### Problem statement:
Filter these entries, keeping only lines that hold the word "label".

==*==

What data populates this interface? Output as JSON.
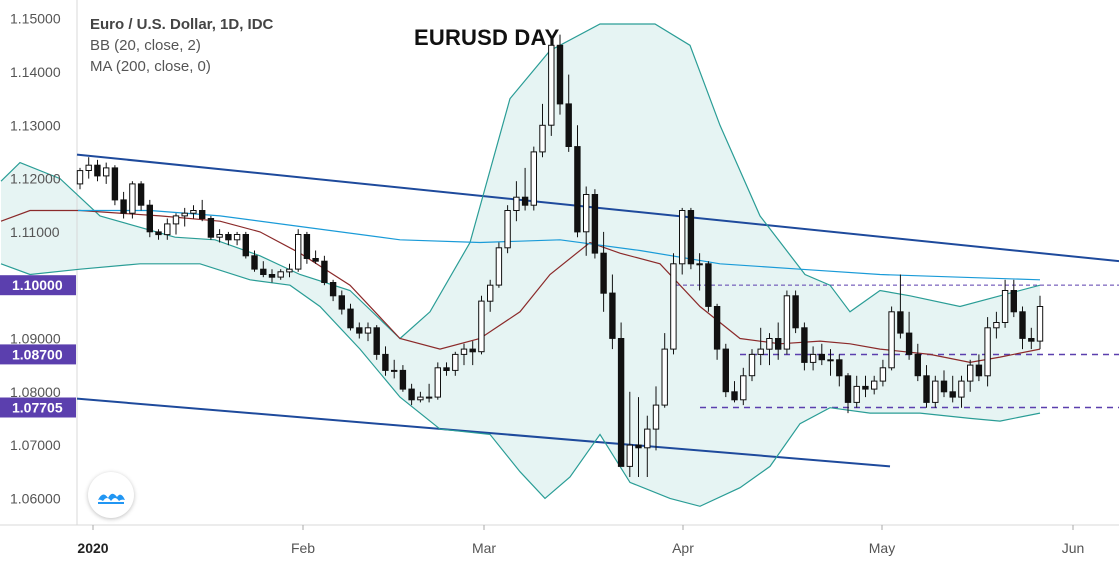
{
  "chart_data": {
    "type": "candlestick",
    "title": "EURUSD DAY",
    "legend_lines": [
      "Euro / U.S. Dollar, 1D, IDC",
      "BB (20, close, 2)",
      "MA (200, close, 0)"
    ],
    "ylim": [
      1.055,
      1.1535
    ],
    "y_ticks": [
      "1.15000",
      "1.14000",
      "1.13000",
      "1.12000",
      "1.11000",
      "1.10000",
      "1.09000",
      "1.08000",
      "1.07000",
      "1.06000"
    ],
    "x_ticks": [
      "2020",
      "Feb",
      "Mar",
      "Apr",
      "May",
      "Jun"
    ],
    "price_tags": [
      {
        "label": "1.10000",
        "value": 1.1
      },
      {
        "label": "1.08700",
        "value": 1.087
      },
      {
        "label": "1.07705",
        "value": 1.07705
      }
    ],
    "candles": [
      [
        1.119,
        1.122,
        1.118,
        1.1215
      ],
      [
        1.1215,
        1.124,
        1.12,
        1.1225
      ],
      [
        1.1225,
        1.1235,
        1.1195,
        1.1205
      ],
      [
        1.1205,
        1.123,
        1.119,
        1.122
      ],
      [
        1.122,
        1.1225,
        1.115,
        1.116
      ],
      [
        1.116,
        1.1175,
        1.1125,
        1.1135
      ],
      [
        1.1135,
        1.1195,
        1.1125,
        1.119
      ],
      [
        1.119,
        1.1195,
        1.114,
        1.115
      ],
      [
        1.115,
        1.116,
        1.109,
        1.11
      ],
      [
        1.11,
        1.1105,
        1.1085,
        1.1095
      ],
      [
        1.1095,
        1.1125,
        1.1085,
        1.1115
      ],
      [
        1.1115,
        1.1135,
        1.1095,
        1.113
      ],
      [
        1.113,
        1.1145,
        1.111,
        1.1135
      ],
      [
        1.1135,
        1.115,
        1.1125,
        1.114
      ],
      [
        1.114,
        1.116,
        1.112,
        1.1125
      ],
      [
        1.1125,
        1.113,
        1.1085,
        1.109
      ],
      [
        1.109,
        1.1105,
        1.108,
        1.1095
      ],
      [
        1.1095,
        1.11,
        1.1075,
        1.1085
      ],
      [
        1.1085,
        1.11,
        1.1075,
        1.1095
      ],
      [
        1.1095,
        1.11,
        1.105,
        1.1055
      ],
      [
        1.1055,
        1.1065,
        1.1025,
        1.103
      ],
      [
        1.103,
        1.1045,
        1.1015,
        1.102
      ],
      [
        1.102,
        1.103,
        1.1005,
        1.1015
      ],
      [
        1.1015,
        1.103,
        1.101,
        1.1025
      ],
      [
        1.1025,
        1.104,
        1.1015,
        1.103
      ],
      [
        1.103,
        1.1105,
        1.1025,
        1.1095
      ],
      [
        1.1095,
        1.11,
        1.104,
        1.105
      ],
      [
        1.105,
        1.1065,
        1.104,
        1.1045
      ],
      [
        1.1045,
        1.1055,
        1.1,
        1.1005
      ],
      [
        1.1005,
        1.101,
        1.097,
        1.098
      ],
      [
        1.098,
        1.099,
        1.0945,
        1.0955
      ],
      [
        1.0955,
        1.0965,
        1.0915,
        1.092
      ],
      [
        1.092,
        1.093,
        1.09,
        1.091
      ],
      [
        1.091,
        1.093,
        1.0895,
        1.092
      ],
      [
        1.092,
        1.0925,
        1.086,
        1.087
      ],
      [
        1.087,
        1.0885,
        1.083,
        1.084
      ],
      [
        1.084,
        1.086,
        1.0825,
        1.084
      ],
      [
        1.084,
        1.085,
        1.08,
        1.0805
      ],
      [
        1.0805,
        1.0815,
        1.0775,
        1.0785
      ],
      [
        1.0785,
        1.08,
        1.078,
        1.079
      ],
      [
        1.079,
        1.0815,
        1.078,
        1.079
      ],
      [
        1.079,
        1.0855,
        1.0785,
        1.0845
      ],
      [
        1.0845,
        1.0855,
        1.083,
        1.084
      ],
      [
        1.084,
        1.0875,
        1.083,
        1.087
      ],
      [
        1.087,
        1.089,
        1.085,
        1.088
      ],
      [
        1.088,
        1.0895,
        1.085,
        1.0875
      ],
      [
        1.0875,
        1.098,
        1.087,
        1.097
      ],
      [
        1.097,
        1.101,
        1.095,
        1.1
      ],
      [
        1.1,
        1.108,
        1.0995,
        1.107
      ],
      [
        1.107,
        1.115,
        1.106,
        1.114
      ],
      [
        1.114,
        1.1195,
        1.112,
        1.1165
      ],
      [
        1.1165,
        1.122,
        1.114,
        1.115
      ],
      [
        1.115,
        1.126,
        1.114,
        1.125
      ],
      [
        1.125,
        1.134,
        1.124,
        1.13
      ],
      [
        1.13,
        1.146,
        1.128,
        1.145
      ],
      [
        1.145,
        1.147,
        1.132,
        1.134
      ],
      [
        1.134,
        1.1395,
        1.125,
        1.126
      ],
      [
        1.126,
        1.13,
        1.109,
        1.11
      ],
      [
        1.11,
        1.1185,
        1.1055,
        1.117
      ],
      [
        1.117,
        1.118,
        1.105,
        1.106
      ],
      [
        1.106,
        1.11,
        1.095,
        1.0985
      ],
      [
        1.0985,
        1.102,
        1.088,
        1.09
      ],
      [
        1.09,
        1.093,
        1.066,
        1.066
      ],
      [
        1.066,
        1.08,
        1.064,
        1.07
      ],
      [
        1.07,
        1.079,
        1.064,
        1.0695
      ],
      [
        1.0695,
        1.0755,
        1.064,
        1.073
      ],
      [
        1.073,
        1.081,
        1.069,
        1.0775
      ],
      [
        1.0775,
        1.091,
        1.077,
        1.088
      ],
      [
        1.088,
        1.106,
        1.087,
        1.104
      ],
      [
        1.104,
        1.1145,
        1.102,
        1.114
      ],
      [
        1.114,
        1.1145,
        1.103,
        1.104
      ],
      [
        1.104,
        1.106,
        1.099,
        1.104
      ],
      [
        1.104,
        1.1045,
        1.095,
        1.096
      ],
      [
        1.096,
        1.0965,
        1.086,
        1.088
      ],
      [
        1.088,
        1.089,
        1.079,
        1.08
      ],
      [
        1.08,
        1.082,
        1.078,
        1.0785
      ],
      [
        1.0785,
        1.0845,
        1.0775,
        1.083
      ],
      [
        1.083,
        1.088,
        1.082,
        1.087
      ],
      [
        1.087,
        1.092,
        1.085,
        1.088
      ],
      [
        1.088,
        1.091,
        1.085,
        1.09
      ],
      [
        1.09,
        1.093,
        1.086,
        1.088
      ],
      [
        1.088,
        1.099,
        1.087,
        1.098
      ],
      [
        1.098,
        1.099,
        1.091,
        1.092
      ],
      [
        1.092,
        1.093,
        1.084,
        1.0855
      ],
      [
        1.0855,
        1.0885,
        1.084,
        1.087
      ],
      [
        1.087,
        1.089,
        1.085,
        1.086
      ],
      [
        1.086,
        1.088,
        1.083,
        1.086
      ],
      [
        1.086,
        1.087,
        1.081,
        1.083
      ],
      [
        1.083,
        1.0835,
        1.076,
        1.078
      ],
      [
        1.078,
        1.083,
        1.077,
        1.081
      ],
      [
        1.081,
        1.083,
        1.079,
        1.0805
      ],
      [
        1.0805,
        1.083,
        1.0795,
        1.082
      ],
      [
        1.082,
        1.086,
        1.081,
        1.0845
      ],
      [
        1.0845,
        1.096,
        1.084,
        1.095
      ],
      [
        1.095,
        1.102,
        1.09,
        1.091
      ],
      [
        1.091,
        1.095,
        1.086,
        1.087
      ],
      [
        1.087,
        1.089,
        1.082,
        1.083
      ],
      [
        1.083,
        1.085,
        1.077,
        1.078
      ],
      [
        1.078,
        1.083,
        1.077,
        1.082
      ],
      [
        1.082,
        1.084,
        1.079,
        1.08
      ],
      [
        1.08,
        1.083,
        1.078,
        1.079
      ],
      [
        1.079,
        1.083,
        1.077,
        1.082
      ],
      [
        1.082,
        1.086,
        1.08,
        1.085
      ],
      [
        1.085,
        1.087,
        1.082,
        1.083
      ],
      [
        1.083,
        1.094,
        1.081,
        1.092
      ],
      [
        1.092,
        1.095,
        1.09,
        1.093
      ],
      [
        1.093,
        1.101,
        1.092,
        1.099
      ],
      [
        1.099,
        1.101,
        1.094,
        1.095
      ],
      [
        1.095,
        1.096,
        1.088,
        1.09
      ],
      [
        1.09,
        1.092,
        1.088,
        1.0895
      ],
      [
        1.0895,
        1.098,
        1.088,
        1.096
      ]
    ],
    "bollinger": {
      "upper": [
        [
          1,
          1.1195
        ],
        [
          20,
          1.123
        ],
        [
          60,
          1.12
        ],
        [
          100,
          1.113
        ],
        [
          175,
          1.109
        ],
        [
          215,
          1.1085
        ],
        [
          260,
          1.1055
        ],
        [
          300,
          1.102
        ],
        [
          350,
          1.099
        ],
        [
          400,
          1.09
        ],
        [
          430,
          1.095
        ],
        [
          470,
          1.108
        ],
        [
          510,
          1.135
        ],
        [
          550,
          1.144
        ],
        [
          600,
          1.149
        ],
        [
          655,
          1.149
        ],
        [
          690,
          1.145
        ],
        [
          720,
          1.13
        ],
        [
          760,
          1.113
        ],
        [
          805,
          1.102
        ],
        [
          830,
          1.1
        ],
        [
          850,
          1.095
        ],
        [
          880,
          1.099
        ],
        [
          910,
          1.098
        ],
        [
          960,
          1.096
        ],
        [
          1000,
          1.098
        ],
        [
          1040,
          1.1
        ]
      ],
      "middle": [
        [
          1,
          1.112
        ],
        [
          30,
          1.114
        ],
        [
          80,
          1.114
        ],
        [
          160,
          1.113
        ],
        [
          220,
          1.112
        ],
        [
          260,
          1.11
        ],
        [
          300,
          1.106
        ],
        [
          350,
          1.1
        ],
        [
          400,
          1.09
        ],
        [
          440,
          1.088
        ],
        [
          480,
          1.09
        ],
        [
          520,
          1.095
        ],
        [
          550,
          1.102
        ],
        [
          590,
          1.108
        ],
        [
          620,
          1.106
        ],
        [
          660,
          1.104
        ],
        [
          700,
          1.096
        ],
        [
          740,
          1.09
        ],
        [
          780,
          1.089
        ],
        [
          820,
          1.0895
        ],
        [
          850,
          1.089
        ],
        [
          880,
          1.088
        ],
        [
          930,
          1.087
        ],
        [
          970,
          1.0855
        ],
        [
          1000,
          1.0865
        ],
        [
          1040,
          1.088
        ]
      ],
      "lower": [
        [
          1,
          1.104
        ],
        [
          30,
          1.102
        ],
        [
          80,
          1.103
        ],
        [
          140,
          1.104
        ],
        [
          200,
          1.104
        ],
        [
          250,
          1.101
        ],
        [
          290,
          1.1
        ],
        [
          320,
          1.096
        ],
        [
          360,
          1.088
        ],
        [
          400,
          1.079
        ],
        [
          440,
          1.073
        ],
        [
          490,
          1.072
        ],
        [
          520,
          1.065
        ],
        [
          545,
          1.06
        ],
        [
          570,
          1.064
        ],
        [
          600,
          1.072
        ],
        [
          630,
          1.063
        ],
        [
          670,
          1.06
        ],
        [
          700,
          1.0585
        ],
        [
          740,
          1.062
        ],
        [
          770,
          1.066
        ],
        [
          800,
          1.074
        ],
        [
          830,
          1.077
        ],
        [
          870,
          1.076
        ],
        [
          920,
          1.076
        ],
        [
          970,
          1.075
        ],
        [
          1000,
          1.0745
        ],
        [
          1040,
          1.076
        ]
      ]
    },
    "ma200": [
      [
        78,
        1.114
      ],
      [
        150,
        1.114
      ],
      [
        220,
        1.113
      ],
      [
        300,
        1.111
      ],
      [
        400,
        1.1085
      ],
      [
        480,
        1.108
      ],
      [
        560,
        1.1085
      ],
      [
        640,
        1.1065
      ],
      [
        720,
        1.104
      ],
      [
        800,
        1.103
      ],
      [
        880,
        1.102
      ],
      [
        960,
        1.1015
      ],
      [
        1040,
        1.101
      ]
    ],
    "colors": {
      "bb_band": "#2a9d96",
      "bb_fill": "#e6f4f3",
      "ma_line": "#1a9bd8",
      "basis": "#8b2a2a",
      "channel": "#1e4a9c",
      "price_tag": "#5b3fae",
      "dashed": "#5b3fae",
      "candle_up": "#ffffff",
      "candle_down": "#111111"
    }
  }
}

==*==

### Task result:
        "label": "1.10000",
        "label": "1.08700",
        "label": "1.07705",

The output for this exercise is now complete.